§ Problems to work on:
- 1) In the post about pulling audit log events through the Office 365 API, how many messages per blob does the writer get on average?
- 2) Carry on writing the post about pulling audit log events through the Office 365 API, starting after its last sentence.

§ Text:
We are using the API to retrieve audit log events from multiple channels (Azure AD, SharePoint, etc.) for a very large tenant, meaning that we need to retrieve potentially millions of events over a relatively short time span.
O365 gathers audit events into a series of "blobs" which then contain a number of individual event (JSON messages). To my understanding, which in part comes from correspondence with the API's dev. team and from reading the docs, these blobs should contain a "considerable" number events as to function as a sort of batch approach when doing the actual web requests.
In our approach, we request blobs URLs for an interval of an hour, and then do a request for the individual blobs.
However, we have tested with a number of different tenants and different PublisherIdentifiers, but only seem to get around 2.5 messages per blob on average, no matter the total number of events "waiting" to be fetched.

Element location listings:
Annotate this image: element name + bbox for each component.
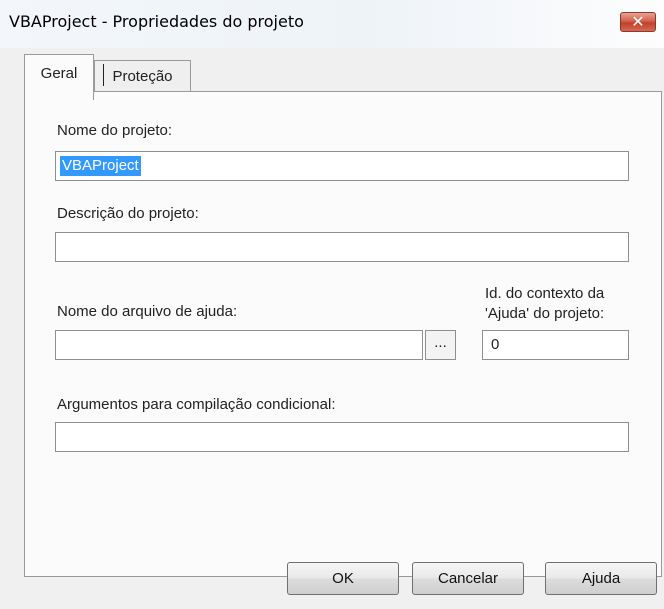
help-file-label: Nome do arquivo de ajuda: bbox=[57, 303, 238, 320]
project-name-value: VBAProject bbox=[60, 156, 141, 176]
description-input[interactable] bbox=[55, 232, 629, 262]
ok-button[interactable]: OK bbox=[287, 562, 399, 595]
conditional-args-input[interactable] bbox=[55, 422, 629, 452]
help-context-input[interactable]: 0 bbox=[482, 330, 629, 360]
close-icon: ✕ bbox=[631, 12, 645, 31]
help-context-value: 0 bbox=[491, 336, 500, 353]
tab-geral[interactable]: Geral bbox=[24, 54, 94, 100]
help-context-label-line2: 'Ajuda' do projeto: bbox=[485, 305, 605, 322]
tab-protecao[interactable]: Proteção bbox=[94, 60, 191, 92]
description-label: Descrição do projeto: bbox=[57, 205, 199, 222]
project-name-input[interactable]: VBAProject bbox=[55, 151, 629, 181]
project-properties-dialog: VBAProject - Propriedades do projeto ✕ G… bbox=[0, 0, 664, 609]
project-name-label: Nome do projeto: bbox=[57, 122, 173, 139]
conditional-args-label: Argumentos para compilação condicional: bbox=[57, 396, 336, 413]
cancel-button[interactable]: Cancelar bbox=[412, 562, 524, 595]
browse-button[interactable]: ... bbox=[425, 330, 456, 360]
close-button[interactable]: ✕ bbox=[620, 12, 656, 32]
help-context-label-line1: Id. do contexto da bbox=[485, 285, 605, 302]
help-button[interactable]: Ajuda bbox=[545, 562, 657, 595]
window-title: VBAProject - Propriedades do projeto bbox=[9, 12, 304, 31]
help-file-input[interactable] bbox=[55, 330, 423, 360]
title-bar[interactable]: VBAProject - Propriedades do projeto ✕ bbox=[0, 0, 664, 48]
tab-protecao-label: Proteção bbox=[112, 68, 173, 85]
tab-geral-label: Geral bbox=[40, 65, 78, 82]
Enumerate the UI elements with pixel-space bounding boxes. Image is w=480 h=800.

---

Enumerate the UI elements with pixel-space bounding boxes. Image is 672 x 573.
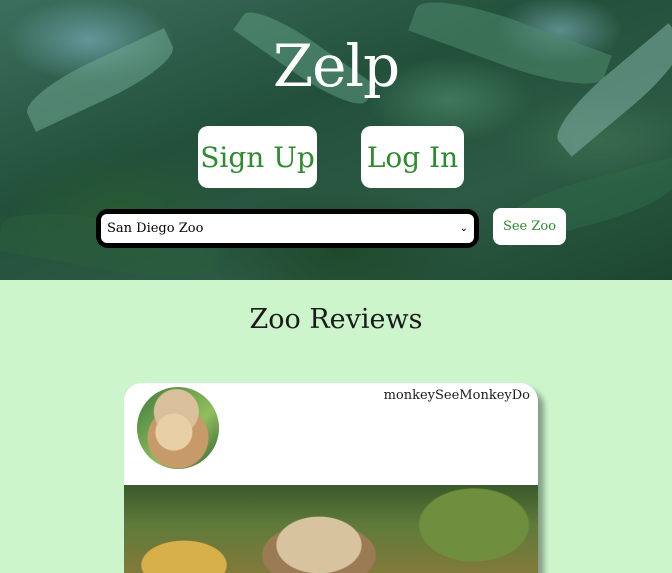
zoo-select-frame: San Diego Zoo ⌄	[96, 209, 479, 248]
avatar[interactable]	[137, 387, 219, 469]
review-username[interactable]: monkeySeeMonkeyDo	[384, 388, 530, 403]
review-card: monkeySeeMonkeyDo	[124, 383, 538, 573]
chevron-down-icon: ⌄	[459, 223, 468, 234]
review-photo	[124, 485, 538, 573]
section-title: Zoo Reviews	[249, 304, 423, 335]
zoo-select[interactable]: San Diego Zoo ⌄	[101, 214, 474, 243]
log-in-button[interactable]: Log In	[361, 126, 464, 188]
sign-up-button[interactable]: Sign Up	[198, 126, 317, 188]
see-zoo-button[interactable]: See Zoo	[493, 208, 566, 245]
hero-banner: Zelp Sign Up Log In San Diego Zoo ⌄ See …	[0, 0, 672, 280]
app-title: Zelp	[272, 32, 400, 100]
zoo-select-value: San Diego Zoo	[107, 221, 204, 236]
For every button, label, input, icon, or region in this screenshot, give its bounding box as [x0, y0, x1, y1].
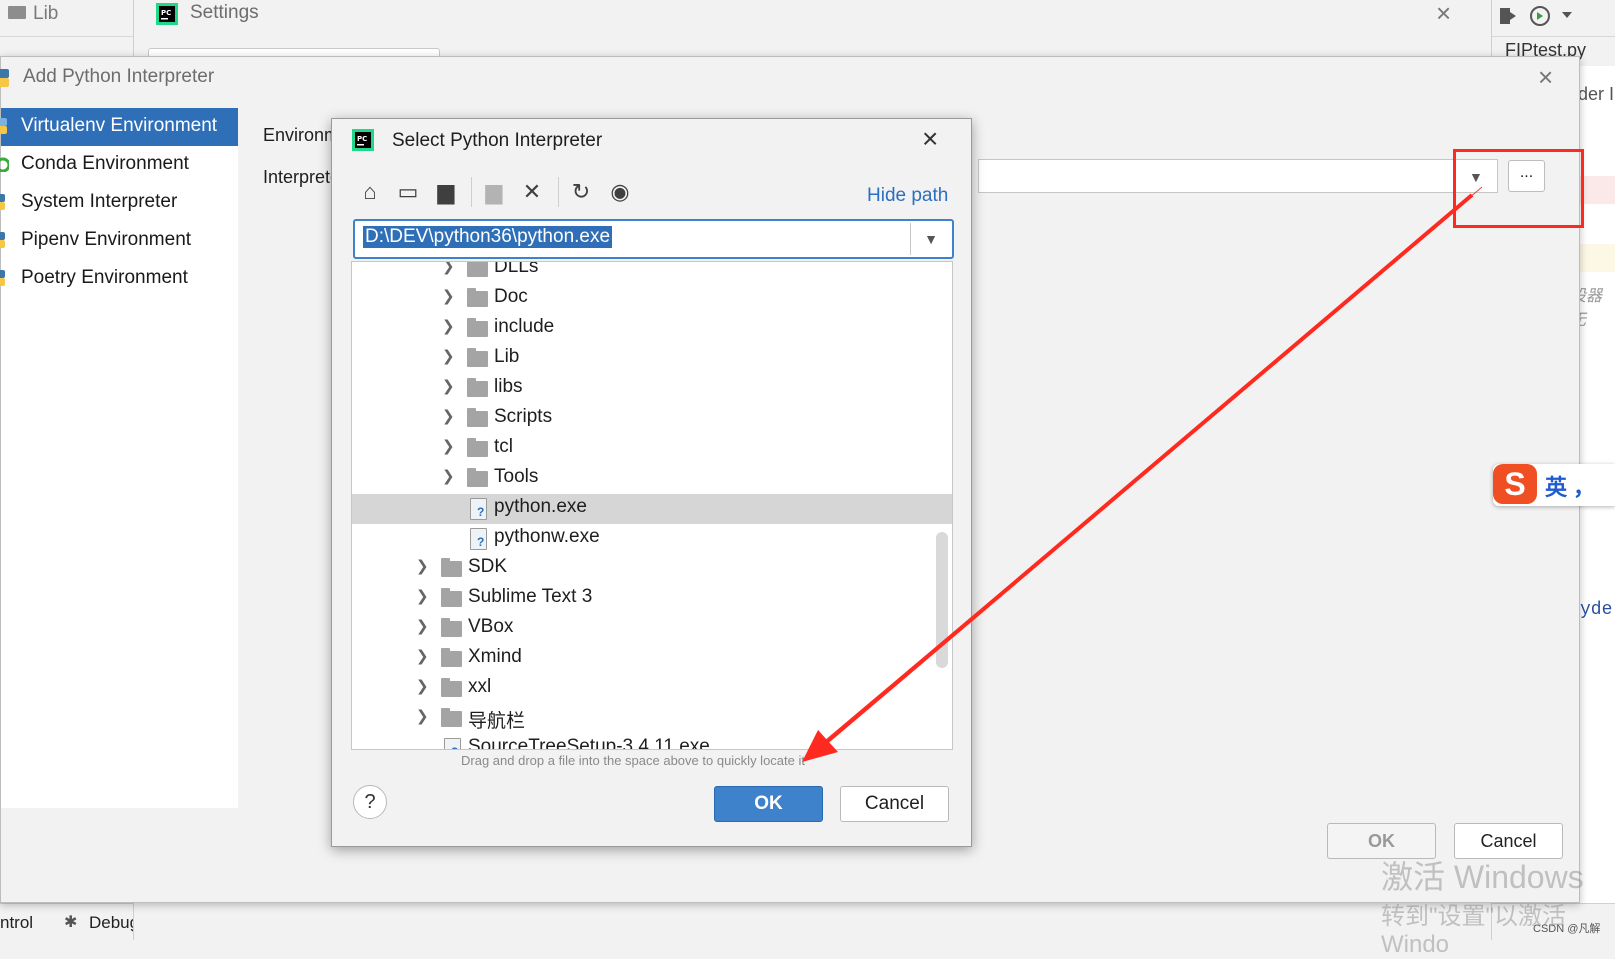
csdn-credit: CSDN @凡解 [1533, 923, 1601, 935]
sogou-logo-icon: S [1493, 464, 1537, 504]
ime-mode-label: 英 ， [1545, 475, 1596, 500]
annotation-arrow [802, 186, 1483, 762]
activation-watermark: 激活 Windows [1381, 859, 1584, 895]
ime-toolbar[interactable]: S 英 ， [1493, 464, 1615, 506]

---

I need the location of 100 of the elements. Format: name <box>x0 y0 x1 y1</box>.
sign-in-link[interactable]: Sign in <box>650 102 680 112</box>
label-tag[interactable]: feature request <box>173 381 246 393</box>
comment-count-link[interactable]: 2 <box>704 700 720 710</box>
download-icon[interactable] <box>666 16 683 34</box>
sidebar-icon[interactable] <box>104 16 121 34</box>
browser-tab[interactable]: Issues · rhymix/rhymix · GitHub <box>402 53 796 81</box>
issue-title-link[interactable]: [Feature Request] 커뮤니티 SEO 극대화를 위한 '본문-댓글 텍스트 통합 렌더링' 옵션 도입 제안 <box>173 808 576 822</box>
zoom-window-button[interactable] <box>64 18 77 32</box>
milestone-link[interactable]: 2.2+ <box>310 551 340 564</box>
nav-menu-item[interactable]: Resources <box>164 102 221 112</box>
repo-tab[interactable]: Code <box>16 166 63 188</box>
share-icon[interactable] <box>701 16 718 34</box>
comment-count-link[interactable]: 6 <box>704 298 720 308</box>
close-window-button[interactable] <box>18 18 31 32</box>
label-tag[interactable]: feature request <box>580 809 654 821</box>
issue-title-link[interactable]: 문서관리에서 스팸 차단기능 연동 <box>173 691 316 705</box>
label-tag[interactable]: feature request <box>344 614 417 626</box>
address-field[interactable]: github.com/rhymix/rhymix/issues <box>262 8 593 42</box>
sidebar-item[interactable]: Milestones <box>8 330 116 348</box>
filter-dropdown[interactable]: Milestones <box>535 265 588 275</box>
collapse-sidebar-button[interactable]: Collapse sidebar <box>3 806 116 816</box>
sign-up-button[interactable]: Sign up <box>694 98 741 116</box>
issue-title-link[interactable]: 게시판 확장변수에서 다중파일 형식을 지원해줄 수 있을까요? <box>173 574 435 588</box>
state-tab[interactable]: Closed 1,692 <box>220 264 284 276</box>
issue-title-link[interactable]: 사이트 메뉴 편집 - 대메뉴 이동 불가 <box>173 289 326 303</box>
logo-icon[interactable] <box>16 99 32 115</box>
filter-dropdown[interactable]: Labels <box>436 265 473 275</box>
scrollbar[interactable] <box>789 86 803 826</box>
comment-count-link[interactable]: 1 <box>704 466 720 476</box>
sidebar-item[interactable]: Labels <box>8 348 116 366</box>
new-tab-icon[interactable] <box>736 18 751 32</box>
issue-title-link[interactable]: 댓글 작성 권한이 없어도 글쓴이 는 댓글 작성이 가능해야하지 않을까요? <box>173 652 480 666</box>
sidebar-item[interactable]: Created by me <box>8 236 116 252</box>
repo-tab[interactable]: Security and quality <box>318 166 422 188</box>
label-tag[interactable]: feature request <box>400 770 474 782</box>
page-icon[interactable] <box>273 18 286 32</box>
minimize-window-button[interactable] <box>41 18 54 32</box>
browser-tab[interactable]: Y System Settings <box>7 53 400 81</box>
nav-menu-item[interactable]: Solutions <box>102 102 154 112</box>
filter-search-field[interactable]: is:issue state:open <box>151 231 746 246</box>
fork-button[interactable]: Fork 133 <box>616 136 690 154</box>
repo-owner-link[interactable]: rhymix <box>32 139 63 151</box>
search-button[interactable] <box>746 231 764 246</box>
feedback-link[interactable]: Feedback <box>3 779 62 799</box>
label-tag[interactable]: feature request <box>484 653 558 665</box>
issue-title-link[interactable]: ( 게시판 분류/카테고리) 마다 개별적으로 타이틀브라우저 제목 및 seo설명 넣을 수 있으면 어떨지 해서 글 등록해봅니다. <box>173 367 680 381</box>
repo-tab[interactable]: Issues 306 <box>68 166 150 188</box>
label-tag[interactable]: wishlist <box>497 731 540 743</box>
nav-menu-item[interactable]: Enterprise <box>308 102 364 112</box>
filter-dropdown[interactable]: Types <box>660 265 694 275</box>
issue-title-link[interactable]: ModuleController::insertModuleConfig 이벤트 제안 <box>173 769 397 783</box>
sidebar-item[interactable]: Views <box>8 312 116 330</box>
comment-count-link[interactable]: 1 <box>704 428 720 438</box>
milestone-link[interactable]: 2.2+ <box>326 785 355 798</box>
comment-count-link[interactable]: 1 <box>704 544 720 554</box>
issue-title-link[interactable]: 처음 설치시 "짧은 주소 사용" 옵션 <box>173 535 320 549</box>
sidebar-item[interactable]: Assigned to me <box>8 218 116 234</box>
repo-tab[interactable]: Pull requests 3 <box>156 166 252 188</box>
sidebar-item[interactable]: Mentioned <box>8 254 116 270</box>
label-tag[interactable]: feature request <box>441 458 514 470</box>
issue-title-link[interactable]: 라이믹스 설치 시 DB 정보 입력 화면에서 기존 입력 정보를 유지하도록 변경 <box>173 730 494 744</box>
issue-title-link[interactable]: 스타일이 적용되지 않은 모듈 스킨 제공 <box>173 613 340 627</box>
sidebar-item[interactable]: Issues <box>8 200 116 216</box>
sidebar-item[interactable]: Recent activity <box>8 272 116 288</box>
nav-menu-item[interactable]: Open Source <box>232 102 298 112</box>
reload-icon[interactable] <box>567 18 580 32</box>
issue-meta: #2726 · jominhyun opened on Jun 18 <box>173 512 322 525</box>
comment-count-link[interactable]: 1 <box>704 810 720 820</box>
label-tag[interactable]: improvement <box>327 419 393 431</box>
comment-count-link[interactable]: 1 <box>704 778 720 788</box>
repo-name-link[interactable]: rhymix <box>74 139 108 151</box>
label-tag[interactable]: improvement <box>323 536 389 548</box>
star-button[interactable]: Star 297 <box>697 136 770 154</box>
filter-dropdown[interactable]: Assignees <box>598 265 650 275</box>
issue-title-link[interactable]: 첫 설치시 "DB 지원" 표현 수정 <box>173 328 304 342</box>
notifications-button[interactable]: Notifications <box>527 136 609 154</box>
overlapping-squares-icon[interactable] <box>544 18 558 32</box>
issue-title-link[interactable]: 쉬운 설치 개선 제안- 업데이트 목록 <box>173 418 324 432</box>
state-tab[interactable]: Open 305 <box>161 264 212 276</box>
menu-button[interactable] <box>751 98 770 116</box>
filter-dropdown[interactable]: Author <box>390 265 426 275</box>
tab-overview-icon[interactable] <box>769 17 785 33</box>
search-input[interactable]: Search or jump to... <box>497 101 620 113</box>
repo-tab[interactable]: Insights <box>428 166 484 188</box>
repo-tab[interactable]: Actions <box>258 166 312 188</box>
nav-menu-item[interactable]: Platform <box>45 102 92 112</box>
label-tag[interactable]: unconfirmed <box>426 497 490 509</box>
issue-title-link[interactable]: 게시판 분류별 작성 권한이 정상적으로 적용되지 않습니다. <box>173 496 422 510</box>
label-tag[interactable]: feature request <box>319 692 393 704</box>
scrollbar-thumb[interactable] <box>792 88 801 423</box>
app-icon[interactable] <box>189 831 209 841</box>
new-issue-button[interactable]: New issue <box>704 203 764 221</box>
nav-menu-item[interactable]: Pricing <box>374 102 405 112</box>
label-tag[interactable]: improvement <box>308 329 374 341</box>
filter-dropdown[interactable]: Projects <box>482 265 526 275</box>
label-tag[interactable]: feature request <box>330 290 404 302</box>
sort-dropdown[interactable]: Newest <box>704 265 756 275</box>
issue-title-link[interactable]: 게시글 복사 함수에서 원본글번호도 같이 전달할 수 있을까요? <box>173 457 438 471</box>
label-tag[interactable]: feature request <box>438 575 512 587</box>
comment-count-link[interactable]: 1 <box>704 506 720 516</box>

§ Outputs in order:
- 1) Around 2.5 messages per blob.

- 2)
This becomes a major issue for the larger tenants as is puts a strain on the SIEM solution running the fetcher logic (a Python service), due to number of request/seconds, and it also gives us with throttling issues with the API itself. In effect, we simply cannot fetch the audit events fast enough to keep up - within the retention period.
A "funny" thing is, that if we use the visual query tool within the Admin Center of the tenant, it searches and retrieves the log messages very fast.
Has anyone had any experience with this issue, or perhaps a better "batch performance"?
As mentioned we have been in direct contact with the dev team and the program manager in Redmond. They have been very helpful with other issues we had, but they referred us to support for this specific issue - who in turn referred us to the forums / community. We currently do not have access to premium support...